* **The task**
Gather up every line from the entries below that uses the word "isFlushing".

(Data entries)
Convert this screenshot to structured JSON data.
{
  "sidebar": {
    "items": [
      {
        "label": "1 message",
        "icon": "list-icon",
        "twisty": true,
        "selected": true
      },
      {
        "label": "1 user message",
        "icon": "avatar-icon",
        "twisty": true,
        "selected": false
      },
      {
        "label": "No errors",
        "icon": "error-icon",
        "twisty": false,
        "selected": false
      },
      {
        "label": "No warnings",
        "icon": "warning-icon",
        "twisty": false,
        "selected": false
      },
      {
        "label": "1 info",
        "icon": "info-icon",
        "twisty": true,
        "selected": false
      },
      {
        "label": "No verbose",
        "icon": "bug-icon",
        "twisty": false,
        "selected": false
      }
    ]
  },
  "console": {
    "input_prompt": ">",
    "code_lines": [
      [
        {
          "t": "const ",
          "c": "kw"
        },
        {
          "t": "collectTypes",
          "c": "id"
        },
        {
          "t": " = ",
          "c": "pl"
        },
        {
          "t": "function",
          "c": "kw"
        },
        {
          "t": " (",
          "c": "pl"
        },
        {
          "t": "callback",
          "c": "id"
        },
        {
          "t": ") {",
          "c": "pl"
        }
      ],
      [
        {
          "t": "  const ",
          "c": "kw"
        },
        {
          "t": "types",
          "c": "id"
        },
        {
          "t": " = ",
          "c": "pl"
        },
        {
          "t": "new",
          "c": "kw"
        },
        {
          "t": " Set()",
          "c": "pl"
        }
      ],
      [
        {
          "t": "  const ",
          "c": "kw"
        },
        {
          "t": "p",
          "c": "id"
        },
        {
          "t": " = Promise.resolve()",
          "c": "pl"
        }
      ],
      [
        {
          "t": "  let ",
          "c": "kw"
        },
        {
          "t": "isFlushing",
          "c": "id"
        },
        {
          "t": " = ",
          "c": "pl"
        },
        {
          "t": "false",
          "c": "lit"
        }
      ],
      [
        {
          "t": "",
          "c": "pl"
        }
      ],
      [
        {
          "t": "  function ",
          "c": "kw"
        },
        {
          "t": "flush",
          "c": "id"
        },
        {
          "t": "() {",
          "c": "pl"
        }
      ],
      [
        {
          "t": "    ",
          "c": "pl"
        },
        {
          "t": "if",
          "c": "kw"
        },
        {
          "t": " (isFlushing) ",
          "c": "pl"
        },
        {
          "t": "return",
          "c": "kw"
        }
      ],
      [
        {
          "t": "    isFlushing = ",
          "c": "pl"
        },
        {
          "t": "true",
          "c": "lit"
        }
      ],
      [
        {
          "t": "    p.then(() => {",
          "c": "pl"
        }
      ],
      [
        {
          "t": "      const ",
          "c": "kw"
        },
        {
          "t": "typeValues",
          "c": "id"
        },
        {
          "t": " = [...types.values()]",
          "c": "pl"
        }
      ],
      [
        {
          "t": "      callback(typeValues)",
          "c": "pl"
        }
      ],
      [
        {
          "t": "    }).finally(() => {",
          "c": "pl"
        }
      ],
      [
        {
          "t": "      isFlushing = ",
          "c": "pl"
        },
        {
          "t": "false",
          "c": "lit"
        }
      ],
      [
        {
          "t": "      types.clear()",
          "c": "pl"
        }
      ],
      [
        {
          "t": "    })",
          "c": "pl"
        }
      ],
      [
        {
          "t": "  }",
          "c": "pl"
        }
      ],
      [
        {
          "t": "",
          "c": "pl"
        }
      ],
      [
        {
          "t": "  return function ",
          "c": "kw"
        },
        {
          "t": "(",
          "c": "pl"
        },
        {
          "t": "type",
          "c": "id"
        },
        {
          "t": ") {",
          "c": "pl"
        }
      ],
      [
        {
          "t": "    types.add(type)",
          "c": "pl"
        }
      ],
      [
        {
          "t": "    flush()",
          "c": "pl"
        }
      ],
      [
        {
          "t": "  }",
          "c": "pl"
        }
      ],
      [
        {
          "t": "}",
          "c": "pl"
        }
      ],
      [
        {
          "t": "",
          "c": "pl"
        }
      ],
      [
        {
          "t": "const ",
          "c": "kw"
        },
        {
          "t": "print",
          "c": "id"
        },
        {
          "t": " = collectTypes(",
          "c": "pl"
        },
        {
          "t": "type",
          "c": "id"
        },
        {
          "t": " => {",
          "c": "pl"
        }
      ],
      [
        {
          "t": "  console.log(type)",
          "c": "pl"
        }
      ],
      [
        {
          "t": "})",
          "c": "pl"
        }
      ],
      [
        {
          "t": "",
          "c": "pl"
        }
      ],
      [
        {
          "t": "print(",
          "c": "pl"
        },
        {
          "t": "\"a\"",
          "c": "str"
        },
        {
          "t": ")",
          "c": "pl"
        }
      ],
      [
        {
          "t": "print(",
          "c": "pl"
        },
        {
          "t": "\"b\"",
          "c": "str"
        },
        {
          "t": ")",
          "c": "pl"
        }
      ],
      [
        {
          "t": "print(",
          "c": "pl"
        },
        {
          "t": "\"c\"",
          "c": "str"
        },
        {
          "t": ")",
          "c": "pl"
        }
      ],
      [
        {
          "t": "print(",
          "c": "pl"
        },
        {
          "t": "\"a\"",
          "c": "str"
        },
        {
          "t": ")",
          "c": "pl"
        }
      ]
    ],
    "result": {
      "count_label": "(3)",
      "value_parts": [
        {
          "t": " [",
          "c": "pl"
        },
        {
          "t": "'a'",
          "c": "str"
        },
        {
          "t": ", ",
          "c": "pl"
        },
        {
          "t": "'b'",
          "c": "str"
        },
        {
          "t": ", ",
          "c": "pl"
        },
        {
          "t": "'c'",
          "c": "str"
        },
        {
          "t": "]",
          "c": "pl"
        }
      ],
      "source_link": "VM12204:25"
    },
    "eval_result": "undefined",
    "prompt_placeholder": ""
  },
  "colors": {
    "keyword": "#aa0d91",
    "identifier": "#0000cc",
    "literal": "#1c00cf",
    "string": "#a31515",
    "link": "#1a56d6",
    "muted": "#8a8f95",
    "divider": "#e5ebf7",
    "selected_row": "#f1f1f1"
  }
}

* **Solution below**
          "t": "isFlushing",
          "t": " (isFlushing) ",
          "t": "    isFlushing = ",
          "t": "      isFlushing = ",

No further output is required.